### EXTRAIT DU DOCUMENT
────────────────────────────────────────

Comment juger le (dé)plaisir vécu ?
Une méthode serait de commencer par noter, sur une échelle de -10 à 10 par exemple, à intervalles réguliers, le plaisir ressenti.
On obtiendrait par exemple la courbe suivante
En ordonnée nous avons le (dé)plaisir ressenti, et en abscisse, le temps.
Ce graphique peut, entre autres, correspondre au bonheur ressenti durant un film, pendant lequel on aurait régulièrement noté notre degré de plaisir. Toutes les notes étant positives, il n'y a ici pas de mauvais moments, seulement des moments plus ou moins bons.
Maintenant qu'on a ce graph, comment s'en servir pour juger du bonheur total de l'expérience ?
Intuitivement, on peut être tenté de calculer l'intégrale, c'est-à-dire l'aire sous la courbe. Plus l'aire sous la courbe est importante, plus l'expérience apporterait de (dé)plaisir.
C'est intuitif, mais cela ne correspond pas à la réalité.

────────────────────────────────────────

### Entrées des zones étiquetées
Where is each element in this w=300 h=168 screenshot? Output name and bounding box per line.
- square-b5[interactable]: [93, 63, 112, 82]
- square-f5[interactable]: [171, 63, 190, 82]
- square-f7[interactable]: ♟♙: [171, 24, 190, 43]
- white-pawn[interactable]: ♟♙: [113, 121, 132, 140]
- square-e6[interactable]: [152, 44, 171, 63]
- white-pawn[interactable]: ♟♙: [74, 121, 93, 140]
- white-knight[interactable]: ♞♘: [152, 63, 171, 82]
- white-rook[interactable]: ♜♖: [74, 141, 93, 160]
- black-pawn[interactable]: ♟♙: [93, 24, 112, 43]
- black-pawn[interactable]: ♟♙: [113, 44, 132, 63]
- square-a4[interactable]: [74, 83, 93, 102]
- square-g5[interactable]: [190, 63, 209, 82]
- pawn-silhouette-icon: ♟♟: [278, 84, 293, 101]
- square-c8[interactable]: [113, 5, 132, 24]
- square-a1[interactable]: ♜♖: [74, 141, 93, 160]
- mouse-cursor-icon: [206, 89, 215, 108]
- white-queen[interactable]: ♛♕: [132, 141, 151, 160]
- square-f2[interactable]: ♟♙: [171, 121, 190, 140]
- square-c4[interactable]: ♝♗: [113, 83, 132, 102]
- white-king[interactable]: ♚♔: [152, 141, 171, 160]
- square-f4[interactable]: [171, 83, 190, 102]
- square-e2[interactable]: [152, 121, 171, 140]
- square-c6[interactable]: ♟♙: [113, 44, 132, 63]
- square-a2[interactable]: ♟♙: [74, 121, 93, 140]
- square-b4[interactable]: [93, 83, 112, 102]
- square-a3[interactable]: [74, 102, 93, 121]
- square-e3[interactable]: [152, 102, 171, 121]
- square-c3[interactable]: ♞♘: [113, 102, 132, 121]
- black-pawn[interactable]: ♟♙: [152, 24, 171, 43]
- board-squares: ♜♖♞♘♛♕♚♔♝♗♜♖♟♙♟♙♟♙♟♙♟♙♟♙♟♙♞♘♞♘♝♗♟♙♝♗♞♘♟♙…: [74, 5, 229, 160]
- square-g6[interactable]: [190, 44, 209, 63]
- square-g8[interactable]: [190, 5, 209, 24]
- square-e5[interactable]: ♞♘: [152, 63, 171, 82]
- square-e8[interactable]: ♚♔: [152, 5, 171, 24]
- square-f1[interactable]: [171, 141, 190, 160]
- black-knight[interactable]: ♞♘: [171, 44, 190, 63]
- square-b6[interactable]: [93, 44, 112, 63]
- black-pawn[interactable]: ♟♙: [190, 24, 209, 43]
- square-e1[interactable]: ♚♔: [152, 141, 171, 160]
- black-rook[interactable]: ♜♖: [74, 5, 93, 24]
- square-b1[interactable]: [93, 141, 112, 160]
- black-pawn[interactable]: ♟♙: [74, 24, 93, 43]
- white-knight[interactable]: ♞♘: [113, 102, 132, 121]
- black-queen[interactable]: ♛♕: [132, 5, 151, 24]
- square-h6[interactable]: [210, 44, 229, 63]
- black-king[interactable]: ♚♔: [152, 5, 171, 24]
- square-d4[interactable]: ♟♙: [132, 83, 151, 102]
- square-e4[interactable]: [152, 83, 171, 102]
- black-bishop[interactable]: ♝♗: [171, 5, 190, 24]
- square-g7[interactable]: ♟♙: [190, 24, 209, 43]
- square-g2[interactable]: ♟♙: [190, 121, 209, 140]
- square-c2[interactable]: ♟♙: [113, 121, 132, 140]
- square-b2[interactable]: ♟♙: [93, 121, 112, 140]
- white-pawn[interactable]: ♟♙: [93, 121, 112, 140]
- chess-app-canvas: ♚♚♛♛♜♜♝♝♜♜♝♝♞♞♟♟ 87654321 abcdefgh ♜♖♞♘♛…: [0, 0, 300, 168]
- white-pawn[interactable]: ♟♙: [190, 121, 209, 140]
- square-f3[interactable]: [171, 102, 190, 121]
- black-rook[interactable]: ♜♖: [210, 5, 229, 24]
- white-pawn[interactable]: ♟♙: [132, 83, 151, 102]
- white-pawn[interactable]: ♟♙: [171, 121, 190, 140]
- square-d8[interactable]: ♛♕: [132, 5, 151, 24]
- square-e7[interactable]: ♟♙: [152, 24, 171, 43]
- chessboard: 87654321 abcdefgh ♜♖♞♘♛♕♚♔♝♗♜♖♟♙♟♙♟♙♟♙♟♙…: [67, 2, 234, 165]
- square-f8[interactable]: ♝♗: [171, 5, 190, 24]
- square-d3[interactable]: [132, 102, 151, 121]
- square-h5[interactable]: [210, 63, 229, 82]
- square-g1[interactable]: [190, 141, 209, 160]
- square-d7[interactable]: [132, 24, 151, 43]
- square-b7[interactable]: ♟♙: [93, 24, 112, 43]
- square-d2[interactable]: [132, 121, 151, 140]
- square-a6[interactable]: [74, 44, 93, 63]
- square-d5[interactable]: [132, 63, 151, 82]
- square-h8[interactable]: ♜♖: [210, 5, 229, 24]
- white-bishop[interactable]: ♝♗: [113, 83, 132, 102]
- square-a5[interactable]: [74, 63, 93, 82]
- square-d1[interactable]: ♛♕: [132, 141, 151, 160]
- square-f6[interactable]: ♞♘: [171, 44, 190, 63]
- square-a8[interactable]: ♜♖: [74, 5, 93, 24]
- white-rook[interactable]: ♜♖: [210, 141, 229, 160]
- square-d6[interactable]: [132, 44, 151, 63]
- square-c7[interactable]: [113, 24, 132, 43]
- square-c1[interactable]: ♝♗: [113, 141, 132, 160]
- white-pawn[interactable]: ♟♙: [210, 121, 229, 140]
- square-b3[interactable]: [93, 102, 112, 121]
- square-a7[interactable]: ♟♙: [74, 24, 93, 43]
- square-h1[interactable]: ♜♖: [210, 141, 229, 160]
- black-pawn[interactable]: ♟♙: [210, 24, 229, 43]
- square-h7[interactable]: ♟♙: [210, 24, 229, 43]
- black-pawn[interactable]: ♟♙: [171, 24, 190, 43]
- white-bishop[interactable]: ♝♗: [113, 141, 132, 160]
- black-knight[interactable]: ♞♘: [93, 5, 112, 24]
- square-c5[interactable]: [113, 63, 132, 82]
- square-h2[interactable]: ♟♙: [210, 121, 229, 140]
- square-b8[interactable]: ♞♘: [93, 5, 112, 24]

────────────────────────────────────────

### CONSIGNES DE TRAVAIL
Pouvez-vous recopier à l'identique, dans l'extrait sur la mesure du plaisir ressenti, tout ce qui va de « On obtiendrait par » jusqu'à « apporterait de (dé)plaisir. » ?

### RÉPONSE RÉDIGÉE
On obtiendrait par exemple la courbe suivante
En ordonnée nous avons le (dé)plaisir ressenti, et en abscisse, le temps.
Ce graphique peut, entre autres, correspondre au bonheur ressenti durant un film, pendant lequel on aurait régulièrement noté notre degré de plaisir. Toutes les notes étant positives, il n'y a ici pas de mauvais moments, seulement des moments plus ou moins bons.
Maintenant qu'on a ce graph, comment s'en servir pour juger du bonheur total de l'expérience ?
Intuitivement, on peut être tenté de calculer l'intégrale, c'est-à-dire l'aire sous la courbe. Plus l'aire sous la courbe est importante, plus l'expérience apporterait de (dé)plaisir.